=== What you are asked to do ===
From the entries below, copy every line where the string "JSON" appears.

[Figure collection entries]
++++++++++++++++++++

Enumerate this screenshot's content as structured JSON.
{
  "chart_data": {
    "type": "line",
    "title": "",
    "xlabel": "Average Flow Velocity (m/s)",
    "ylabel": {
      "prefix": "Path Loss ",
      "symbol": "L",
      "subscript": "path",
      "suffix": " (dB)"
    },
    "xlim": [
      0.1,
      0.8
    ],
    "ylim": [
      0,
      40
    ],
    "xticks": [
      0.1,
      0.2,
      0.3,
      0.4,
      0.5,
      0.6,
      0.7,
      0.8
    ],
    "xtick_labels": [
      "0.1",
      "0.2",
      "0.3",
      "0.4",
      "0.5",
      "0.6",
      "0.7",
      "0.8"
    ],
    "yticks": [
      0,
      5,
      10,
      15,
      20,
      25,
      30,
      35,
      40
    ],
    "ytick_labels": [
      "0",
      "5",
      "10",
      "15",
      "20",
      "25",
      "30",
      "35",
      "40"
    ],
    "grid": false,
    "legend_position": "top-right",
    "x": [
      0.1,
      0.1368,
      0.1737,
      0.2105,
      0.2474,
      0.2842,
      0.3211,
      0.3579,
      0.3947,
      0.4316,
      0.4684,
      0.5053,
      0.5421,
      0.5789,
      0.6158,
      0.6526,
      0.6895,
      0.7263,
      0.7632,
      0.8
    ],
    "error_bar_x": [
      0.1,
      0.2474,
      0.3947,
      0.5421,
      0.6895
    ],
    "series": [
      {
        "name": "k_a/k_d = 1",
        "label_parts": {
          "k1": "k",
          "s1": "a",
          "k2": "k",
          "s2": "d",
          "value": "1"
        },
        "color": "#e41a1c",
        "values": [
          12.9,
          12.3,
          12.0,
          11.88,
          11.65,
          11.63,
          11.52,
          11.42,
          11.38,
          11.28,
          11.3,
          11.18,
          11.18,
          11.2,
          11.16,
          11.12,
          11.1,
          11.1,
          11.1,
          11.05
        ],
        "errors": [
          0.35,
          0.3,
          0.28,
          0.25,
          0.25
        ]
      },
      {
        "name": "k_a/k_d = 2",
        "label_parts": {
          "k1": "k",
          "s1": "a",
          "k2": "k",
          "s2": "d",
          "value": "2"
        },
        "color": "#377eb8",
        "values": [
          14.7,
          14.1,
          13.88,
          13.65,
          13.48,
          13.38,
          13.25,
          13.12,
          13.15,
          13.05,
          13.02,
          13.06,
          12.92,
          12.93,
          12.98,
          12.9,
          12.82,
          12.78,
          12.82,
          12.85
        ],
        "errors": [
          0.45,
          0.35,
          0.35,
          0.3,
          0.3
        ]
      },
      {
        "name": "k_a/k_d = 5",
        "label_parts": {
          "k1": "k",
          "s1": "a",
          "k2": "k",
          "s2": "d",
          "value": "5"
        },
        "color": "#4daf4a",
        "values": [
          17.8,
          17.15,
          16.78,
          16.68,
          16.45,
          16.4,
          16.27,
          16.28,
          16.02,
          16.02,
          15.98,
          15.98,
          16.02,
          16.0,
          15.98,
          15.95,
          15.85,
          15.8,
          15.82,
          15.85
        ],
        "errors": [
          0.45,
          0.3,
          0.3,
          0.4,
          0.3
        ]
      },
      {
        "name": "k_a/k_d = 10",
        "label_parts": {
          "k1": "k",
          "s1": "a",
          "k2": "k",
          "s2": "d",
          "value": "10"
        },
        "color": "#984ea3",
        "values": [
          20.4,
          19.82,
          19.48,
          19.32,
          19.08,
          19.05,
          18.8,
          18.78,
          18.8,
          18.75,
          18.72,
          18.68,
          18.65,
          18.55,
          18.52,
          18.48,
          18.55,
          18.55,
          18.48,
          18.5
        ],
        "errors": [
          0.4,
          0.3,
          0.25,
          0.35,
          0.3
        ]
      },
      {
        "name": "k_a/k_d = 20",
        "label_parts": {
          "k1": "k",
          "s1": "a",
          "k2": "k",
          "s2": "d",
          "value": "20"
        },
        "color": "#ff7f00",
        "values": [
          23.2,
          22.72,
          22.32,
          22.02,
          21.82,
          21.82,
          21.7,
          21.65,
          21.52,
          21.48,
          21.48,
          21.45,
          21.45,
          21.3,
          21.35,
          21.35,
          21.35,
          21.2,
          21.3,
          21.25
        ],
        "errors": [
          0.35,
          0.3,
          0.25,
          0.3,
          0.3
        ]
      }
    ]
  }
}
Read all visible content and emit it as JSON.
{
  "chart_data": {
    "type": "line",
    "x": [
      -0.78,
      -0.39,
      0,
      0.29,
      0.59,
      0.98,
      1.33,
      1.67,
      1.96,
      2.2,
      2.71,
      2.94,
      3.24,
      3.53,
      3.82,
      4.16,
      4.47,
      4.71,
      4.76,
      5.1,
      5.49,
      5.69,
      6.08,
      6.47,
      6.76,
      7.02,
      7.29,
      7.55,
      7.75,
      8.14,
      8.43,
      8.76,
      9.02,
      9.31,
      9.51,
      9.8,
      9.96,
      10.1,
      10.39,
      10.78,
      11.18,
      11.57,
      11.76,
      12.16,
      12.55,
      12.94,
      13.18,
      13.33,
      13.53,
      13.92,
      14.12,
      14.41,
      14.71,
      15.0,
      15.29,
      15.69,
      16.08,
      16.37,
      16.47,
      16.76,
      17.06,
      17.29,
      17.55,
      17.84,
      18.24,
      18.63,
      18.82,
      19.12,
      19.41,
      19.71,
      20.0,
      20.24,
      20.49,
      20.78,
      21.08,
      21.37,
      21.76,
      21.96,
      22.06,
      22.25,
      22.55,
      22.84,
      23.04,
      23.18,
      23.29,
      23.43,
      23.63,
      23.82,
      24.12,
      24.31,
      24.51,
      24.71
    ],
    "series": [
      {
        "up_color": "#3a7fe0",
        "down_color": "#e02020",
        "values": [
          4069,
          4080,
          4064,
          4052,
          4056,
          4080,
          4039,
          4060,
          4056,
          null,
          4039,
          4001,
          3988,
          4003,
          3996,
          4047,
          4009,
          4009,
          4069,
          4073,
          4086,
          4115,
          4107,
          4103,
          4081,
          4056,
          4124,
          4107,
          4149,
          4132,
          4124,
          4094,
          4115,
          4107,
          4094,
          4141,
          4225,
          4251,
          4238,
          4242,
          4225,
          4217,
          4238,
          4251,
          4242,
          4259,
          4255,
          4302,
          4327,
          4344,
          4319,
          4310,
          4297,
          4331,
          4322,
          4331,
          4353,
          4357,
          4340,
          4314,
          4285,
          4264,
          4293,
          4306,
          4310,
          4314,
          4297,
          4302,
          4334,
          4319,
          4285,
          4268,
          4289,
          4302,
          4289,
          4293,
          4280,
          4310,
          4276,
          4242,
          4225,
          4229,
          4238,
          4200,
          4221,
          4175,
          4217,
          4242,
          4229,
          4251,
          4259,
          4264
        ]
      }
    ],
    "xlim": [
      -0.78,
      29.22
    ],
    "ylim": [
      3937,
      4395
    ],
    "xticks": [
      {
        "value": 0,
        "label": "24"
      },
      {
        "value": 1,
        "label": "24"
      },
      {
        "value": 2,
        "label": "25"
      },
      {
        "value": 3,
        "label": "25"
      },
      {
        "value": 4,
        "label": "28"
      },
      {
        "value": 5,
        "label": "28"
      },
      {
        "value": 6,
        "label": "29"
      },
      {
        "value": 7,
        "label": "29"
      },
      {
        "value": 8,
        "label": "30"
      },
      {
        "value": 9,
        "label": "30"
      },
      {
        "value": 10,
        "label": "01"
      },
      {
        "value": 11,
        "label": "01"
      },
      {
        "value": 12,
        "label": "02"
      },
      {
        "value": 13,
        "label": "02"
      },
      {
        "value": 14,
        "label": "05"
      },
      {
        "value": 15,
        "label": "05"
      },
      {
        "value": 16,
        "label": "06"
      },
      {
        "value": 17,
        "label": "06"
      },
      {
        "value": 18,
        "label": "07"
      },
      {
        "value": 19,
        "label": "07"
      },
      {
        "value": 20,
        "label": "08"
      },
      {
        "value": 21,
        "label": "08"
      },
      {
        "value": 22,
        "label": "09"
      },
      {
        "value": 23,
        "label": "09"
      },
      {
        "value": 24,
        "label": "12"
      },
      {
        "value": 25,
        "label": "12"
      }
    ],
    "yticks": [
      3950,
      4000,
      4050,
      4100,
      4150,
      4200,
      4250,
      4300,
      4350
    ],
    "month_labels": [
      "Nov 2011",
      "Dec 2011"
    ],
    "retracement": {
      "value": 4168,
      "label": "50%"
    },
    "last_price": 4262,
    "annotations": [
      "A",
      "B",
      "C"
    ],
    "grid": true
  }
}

++++++++++++++++++++

=== Expected answer ===
Enumerate this screenshot's content as structured JSON.
Read all visible content and emit it as JSON.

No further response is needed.